### Task objective
Please give the listing again in its entirety, exactly as written.

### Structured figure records
◇ ◇ ◇

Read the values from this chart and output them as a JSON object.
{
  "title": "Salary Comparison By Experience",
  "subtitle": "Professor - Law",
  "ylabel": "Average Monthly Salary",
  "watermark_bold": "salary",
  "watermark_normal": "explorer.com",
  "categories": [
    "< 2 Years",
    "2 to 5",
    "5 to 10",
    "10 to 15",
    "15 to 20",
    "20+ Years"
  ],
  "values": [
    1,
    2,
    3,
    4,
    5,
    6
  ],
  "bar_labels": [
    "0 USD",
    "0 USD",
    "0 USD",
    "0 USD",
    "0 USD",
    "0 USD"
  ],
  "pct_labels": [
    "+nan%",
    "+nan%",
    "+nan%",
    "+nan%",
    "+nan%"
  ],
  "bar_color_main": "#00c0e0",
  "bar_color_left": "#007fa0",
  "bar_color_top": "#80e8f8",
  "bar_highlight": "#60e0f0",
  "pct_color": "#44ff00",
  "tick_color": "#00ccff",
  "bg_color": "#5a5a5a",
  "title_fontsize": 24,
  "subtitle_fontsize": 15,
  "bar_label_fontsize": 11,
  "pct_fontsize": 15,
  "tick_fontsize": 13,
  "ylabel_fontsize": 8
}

◇ ◇ ◇

### Solution for this exercise
Read the values from this chart and output them as a JSON object.
{
  "title": "Salary Comparison By Experience",
  "subtitle": "Professor - Law",
  "ylabel": "Average Monthly Salary",
  "watermark_bold": "salary",
  "watermark_normal": "explorer.com",
  "categories": [
    "< 2 Years",
    "2 to 5",
    "5 to 10",
    "10 to 15",
    "15 to 20",
    "20+ Years"
  ],
  "values": [
    1,
    2,
    3,
    4,
    5,
    6
  ],
  "bar_labels": [
    "0 USD",
    "0 USD",
    "0 USD",
    "0 USD",
    "0 USD",
    "0 USD"
  ],
  "pct_labels": [
    "+nan%",
    "+nan%",
    "+nan%",
    "+nan%",
    "+nan%"
  ],
  "bar_color_main": "#00c0e0",
  "bar_color_left": "#007fa0",
  "bar_color_top": "#80e8f8",
  "bar_highlight": "#60e0f0",
  "pct_color": "#44ff00",
  "tick_color": "#00ccff",
  "bg_color": "#5a5a5a",
  "title_fontsize": 24,
  "subtitle_fontsize": 15,
  "bar_label_fontsize": 11,
  "pct_fontsize": 15,
  "tick_fontsize": 13,
  "ylabel_fontsize": 8
}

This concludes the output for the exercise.